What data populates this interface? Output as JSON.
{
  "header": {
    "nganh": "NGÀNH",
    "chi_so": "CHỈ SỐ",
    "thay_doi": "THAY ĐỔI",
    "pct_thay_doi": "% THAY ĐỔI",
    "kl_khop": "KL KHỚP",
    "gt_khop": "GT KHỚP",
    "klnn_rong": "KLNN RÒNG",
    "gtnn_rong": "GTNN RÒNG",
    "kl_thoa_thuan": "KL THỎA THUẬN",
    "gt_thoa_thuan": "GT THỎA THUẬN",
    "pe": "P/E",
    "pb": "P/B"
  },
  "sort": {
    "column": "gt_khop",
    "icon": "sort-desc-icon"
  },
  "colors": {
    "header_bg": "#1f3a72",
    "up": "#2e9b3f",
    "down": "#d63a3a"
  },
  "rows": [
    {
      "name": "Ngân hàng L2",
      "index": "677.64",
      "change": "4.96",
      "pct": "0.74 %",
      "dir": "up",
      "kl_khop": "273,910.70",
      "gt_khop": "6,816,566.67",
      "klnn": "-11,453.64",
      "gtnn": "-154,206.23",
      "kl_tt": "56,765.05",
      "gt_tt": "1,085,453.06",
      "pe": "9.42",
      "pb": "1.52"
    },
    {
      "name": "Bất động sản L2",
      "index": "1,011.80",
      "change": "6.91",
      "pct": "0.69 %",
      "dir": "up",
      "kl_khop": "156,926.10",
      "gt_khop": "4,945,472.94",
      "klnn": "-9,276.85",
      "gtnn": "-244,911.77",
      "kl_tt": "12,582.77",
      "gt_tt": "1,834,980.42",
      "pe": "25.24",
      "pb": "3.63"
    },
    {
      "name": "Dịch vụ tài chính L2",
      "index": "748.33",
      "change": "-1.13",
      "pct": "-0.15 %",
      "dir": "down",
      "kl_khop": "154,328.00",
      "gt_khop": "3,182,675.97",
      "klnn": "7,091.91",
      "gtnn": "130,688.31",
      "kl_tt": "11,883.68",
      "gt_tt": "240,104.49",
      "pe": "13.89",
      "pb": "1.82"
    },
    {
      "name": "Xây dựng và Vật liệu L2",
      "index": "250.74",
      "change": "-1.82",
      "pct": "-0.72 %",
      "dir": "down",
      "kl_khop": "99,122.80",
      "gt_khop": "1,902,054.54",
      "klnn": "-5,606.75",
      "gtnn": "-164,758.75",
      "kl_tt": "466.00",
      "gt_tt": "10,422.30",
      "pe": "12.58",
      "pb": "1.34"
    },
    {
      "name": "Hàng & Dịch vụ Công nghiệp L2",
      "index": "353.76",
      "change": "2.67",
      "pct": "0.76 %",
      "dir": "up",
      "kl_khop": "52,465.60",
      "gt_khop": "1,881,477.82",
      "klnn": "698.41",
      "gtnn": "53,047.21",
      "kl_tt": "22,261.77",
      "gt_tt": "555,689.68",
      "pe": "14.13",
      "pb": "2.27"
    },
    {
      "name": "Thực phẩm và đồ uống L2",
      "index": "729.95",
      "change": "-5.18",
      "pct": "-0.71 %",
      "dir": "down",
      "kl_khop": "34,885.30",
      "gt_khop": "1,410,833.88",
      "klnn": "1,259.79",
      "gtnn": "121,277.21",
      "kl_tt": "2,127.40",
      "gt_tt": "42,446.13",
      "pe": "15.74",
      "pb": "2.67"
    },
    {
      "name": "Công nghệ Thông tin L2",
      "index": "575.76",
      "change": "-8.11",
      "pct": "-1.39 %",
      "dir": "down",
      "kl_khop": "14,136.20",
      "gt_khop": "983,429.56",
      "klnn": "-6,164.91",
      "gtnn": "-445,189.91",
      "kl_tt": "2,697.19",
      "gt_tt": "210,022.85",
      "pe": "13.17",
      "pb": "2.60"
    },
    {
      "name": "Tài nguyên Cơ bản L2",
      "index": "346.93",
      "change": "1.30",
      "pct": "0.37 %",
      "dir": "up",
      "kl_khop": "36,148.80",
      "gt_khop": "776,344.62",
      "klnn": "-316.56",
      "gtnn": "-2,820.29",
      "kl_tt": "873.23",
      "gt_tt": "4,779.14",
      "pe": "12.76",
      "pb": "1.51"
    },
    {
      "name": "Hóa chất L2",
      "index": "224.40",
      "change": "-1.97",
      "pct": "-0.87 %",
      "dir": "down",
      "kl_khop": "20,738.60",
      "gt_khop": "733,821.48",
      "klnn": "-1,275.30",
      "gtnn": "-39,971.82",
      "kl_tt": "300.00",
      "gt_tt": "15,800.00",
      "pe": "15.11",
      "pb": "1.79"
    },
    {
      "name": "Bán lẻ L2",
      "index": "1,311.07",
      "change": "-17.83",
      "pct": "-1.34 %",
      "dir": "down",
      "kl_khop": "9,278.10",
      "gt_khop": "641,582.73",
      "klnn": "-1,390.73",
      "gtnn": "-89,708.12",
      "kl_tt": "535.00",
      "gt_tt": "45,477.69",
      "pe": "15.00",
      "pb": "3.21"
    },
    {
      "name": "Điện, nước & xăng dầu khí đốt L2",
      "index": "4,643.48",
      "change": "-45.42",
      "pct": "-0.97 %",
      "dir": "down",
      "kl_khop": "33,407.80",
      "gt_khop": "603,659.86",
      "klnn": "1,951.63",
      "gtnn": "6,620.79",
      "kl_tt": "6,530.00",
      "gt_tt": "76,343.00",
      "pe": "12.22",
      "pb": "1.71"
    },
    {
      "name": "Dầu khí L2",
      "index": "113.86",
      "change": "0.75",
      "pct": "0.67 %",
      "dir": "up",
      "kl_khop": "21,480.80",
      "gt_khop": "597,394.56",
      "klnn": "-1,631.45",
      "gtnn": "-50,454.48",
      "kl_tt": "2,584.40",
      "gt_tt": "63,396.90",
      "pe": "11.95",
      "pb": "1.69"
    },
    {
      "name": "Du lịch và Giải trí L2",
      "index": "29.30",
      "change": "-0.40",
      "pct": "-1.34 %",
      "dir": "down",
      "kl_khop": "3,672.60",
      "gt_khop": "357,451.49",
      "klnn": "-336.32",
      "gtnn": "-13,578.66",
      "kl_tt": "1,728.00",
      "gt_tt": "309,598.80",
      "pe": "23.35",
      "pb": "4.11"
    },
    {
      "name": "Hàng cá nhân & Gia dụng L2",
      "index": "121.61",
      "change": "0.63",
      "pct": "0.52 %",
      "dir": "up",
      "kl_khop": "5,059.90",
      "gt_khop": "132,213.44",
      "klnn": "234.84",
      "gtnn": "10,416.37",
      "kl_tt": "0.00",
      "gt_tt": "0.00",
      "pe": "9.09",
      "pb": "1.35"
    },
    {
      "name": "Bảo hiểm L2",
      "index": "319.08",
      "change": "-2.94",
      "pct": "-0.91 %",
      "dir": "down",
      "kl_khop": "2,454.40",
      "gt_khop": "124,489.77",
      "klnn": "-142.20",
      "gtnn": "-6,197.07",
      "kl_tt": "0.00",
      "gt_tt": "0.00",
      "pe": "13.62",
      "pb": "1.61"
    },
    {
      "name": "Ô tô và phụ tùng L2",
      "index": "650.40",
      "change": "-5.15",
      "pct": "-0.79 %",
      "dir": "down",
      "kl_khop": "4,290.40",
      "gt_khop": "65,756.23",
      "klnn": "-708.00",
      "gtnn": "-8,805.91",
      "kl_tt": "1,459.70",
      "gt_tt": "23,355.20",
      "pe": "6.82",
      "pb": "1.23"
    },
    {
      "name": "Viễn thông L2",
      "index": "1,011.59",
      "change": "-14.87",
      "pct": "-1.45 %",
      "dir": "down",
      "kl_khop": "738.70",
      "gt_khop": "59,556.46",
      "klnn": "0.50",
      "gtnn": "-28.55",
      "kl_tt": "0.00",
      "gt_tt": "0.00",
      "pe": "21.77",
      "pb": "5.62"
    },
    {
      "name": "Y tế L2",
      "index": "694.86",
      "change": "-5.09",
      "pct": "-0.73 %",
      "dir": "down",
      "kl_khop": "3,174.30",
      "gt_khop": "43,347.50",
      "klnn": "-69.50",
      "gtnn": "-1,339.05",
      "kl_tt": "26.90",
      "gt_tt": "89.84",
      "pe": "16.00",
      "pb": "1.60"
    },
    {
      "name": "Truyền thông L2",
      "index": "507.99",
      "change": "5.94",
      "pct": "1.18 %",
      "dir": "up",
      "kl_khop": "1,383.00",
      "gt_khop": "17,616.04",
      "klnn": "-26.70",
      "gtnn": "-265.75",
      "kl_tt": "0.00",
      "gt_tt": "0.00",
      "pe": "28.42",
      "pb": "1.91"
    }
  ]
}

● ● ● ●

Among the entries above, how many lines include the word "RÒNG"? Give the number with no comment.

2